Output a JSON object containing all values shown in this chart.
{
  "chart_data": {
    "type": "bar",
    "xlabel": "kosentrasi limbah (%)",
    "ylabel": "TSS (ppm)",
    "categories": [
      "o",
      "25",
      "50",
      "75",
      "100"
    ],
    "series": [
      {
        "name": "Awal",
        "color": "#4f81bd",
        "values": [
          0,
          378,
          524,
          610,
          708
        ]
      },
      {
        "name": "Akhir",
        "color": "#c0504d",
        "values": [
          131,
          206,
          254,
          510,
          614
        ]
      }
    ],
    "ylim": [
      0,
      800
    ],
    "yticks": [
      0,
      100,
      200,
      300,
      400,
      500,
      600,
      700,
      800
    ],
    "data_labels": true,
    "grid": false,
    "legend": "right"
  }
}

■ YOUR GOAL ■
All of the entries must be quoted exactly; please include each one.

■ OUTPUT FOR THIS EXERCISE ■
Output a JSON object containing all values shown in this chart.
{
  "chart_data": {
    "type": "bar",
    "xlabel": "kosentrasi limbah (%)",
    "ylabel": "TSS (ppm)",
    "categories": [
      "o",
      "25",
      "50",
      "75",
      "100"
    ],
    "series": [
      {
        "name": "Awal",
        "color": "#4f81bd",
        "values": [
          0,
          378,
          524,
          610,
          708
        ]
      },
      {
        "name": "Akhir",
        "color": "#c0504d",
        "values": [
          131,
          206,
          254,
          510,
          614
        ]
      }
    ],
    "ylim": [
      0,
      800
    ],
    "yticks": [
      0,
      100,
      200,
      300,
      400,
      500,
      600,
      700,
      800
    ],
    "data_labels": true,
    "grid": false,
    "legend": "right"
  }
}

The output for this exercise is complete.